* begin Raw data *
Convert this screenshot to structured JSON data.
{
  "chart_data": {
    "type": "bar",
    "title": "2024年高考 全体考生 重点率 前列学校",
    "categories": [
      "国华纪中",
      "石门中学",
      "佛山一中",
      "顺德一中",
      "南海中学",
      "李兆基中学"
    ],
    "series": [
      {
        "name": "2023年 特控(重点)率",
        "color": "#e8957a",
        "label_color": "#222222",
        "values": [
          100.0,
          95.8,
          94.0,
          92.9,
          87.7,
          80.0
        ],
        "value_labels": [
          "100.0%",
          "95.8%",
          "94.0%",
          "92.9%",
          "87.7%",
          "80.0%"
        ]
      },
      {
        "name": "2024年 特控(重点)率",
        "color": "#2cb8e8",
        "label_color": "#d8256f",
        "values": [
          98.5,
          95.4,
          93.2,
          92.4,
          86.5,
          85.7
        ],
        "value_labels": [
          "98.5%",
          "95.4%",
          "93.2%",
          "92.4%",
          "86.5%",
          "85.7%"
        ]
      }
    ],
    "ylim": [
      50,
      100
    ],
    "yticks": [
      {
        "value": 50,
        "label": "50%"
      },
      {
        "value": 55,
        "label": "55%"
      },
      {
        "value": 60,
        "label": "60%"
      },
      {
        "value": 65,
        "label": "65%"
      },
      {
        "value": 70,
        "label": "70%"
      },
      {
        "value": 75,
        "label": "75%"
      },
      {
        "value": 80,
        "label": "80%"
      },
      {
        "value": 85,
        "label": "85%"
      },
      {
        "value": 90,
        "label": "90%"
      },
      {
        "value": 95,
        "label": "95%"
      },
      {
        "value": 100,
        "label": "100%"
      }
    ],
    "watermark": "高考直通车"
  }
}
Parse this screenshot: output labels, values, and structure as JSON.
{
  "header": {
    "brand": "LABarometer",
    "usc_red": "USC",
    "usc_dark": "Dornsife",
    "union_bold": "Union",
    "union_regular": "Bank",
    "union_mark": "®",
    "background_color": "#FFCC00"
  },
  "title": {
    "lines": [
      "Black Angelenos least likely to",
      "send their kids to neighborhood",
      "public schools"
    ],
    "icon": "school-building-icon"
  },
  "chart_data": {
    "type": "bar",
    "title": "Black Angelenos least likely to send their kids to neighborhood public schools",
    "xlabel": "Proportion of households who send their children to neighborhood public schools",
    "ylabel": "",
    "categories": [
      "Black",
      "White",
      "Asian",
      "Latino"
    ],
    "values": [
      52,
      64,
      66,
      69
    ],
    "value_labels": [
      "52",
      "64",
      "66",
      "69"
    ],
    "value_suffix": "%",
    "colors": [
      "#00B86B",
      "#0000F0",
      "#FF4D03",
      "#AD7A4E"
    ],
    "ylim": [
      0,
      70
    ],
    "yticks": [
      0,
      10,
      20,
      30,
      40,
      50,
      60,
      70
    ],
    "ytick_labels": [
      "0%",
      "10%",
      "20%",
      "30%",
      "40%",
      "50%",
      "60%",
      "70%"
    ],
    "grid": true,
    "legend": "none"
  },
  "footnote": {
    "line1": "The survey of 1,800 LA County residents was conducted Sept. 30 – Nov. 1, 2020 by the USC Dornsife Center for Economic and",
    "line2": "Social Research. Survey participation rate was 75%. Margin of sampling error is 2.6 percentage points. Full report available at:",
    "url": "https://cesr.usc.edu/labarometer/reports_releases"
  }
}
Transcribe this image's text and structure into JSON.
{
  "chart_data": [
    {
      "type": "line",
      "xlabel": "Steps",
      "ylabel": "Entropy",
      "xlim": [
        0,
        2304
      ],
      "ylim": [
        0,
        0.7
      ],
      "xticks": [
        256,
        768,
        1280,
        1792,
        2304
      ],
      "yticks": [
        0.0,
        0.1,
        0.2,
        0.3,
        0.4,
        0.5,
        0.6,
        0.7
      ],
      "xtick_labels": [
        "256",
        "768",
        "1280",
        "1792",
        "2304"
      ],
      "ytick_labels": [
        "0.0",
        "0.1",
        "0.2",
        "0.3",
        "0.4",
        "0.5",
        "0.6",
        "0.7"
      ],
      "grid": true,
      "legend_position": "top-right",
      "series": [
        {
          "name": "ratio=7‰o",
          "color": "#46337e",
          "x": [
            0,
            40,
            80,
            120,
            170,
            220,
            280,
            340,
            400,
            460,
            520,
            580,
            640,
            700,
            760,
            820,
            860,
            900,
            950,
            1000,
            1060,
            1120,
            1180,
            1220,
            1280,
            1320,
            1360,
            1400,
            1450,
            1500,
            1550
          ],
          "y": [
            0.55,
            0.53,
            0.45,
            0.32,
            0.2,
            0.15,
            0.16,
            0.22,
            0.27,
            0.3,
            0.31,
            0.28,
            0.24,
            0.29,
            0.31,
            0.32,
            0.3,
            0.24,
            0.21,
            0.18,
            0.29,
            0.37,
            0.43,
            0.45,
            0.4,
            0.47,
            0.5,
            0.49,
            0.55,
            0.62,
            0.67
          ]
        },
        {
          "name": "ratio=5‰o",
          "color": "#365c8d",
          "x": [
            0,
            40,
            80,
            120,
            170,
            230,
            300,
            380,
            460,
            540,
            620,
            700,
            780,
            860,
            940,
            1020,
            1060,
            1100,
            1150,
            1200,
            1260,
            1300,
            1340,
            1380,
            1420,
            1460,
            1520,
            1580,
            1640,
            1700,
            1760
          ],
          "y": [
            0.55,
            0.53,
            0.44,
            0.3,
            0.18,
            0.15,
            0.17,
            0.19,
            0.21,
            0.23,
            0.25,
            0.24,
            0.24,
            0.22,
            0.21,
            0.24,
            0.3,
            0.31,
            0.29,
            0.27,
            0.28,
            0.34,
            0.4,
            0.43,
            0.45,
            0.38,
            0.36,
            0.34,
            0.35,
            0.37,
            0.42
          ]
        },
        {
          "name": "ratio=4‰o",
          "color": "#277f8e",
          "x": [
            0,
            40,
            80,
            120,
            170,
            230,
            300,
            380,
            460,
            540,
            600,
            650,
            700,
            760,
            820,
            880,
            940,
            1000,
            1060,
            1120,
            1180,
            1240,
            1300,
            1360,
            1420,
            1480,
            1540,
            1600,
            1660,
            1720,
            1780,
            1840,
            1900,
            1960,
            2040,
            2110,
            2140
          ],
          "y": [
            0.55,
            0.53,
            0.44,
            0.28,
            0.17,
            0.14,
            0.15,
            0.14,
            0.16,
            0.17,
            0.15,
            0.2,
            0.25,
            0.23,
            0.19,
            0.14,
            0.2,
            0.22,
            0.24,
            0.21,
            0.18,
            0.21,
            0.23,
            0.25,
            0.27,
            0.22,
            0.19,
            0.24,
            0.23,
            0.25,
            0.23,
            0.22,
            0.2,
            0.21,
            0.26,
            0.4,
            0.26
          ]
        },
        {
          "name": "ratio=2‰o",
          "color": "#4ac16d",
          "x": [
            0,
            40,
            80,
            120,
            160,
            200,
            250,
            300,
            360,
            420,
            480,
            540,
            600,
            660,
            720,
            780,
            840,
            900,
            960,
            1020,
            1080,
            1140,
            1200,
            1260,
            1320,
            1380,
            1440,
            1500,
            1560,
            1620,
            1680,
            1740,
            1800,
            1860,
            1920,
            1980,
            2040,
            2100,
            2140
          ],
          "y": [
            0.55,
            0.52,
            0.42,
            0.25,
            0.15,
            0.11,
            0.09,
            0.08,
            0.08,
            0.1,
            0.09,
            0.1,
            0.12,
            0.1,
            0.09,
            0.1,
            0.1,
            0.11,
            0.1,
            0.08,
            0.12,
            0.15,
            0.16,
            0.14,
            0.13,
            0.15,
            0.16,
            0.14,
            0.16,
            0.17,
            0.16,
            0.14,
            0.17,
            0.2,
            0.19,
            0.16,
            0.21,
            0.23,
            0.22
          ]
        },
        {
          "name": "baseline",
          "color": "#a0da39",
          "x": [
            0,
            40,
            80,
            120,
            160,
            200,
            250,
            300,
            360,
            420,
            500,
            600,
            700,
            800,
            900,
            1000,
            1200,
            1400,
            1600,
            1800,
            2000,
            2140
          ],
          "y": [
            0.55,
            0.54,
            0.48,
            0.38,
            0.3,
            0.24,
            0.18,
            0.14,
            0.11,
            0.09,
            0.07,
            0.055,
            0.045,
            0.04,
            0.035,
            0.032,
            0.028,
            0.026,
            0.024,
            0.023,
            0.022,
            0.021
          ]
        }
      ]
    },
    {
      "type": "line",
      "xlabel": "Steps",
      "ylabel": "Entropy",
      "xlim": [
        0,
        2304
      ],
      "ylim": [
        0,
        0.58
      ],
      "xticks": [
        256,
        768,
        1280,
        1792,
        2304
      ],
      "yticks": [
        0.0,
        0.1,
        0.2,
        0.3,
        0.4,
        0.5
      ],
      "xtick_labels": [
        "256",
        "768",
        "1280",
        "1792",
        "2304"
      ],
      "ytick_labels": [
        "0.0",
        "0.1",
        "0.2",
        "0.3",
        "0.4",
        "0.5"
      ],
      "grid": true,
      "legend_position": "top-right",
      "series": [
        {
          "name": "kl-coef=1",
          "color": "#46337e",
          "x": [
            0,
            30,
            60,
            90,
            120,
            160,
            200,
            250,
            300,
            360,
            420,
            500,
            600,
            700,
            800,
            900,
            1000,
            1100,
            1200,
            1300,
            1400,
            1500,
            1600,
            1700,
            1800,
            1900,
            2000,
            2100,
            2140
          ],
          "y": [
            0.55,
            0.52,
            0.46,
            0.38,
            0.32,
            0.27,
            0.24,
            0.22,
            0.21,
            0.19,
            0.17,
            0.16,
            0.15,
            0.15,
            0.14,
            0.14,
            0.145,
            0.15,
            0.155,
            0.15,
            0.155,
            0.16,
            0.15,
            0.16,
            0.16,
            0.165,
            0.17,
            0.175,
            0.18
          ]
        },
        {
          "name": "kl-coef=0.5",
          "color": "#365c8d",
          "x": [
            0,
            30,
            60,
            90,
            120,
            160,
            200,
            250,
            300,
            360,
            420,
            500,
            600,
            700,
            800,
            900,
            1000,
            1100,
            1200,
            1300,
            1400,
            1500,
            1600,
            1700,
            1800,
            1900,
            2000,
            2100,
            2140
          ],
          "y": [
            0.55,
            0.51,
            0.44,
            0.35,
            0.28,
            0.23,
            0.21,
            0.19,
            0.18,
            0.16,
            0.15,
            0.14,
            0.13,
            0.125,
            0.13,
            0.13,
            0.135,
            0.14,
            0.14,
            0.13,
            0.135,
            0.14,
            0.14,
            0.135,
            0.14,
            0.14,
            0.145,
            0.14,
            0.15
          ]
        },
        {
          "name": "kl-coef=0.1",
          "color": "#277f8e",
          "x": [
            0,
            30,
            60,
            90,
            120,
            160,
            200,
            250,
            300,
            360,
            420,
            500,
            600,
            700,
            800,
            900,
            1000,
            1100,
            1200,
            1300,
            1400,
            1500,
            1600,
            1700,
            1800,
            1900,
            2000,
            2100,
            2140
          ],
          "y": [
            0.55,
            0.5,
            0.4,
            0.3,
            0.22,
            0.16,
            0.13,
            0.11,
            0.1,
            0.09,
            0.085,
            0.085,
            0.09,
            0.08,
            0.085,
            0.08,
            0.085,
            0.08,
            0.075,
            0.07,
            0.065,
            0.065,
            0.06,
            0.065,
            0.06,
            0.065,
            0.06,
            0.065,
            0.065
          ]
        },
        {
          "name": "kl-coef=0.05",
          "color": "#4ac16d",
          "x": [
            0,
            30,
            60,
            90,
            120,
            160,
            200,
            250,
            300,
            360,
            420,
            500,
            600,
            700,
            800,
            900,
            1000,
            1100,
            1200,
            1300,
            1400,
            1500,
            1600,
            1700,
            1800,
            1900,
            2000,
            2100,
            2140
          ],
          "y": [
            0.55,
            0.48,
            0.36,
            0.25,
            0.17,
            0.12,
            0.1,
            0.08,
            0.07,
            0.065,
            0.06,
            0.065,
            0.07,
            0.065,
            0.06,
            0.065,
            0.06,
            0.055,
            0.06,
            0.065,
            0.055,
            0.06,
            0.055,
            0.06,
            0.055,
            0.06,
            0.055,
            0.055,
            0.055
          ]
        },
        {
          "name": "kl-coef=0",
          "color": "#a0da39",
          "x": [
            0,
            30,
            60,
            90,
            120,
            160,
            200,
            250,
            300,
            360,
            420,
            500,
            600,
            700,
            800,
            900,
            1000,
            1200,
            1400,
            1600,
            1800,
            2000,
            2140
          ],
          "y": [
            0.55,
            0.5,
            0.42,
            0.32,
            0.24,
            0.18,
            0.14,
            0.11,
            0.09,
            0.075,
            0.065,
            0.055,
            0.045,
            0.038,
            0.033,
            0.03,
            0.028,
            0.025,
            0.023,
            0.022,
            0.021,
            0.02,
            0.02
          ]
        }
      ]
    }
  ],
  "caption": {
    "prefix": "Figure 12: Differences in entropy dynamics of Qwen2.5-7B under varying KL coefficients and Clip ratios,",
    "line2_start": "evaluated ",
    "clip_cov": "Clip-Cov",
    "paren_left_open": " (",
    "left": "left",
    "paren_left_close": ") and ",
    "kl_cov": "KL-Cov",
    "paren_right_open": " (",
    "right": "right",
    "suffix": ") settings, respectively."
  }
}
* end Raw data *
■ Exercise objective ■
Return every line from the records above that holds the word "likely".

■ In response ■
      "Black Angelenos least likely to",
    "title": "Black Angelenos least likely to send their kids to neighborhood public schools",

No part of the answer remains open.